■ **WHAT THIS TASK INVOLVES**
Present the material from its start through the line containing "- x-tick-label: All" as a numbered list, leaving out any blank lines.

>> begin DATA SECTION

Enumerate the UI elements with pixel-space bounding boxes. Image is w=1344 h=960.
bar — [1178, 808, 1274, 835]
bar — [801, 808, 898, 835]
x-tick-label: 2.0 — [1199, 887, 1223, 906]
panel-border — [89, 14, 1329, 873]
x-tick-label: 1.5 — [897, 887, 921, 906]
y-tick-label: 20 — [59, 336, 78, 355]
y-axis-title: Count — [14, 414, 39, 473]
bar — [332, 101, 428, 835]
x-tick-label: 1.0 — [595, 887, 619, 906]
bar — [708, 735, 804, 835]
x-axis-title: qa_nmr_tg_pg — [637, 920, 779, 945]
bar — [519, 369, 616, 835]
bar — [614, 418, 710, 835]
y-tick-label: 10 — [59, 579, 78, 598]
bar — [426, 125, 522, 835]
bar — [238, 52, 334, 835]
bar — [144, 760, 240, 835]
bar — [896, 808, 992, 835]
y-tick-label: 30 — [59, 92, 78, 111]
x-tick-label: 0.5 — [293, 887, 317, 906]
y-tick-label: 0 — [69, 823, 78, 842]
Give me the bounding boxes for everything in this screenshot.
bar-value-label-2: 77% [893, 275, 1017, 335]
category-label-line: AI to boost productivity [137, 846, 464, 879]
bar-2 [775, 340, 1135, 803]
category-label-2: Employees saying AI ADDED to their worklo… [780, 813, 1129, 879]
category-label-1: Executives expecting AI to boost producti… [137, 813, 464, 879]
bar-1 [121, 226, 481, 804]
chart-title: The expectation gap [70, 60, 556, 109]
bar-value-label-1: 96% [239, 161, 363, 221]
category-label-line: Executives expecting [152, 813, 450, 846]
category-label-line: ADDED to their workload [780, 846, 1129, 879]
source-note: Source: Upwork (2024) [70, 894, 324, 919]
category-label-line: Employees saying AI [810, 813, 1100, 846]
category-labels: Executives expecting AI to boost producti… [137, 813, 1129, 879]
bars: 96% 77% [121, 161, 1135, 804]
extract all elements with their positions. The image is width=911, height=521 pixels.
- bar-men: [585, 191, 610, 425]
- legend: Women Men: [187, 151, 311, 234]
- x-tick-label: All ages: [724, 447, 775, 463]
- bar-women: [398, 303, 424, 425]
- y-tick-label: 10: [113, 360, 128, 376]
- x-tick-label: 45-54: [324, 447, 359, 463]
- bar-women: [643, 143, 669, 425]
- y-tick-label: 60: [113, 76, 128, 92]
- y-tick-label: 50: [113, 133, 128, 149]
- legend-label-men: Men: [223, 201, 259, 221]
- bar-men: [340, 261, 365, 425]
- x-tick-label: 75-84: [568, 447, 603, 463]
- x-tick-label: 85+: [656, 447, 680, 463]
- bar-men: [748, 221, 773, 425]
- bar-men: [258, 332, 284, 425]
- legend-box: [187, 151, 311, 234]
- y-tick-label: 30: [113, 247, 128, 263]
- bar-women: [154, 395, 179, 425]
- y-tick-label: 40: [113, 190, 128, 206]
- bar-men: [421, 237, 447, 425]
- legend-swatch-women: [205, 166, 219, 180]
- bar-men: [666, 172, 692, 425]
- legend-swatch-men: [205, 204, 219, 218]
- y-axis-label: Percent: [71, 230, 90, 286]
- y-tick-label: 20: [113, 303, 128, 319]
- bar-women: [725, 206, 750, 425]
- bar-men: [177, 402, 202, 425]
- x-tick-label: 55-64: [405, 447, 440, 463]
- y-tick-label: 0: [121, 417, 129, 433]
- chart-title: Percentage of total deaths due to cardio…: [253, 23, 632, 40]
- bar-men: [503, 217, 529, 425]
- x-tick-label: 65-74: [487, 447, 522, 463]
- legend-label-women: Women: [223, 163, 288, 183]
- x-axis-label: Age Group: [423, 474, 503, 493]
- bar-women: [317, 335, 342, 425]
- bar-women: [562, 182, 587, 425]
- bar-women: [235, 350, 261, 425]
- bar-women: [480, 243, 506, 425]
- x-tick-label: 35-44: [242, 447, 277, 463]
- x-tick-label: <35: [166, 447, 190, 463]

>> end DATA SECTION

■ **FINISHED ANSWER**
1. Enumerate the UI elements with pixel-space bounding boxes. Image is w=1344 h=960.
2. bar — [1178, 808, 1274, 835]
3. bar — [801, 808, 898, 835]
4. x-tick-label: 2.0 — [1199, 887, 1223, 906]
5. panel-border — [89, 14, 1329, 873]
6. x-tick-label: 1.5 — [897, 887, 921, 906]
7. y-tick-label: 20 — [59, 336, 78, 355]
8. y-axis-title: Count — [14, 414, 39, 473]
9. bar — [332, 101, 428, 835]
10. x-tick-label: 1.0 — [595, 887, 619, 906]
11. bar — [708, 735, 804, 835]
12. x-axis-title: qa_nmr_tg_pg — [637, 920, 779, 945]
13. bar — [519, 369, 616, 835]
14. bar — [614, 418, 710, 835]
15. y-tick-label: 10 — [59, 579, 78, 598]
16. bar — [426, 125, 522, 835]
17. bar — [238, 52, 334, 835]
18. bar — [144, 760, 240, 835]
19. bar — [896, 808, 992, 835]
20. y-tick-label: 30 — [59, 92, 78, 111]
21. x-tick-label: 0.5 — [293, 887, 317, 906]
22. y-tick-label: 0 — [69, 823, 78, 842]
23. Give me the bounding boxes for everything in this screenshot.
24. bar-value-label-2: 77% [893, 275, 1017, 335]
25. category-label-line: AI to boost productivity [137, 846, 464, 879]
26. bar-2 [775, 340, 1135, 803]
27. category-label-2: Employees saying AI ADDED to their worklo… [780, 813, 1129, 879]
28. category-label-1: Executives expecting AI to boost producti… [137, 813, 464, 879]
29. bar-1 [121, 226, 481, 804]
30. chart-title: The expectation gap [70, 60, 556, 109]
31. bar-value-label-1: 96% [239, 161, 363, 221]
32. category-label-line: Executives expecting [152, 813, 450, 846]
33. category-label-line: ADDED to their workload [780, 846, 1129, 879]
34. source-note: Source: Upwork (2024) [70, 894, 324, 919]
35. category-label-line: Employees saying AI [810, 813, 1100, 846]
36. category-labels: Executives expecting AI to boost producti… [137, 813, 1129, 879]
37. bars: 96% 77% [121, 161, 1135, 804]
38. extract all elements with their positions. The image is width=911, height=521 pixels.
39. - bar-men: [585, 191, 610, 425]
40. - legend: Women Men: [187, 151, 311, 234]
41. - x-tick-label: All ages: [724, 447, 775, 463]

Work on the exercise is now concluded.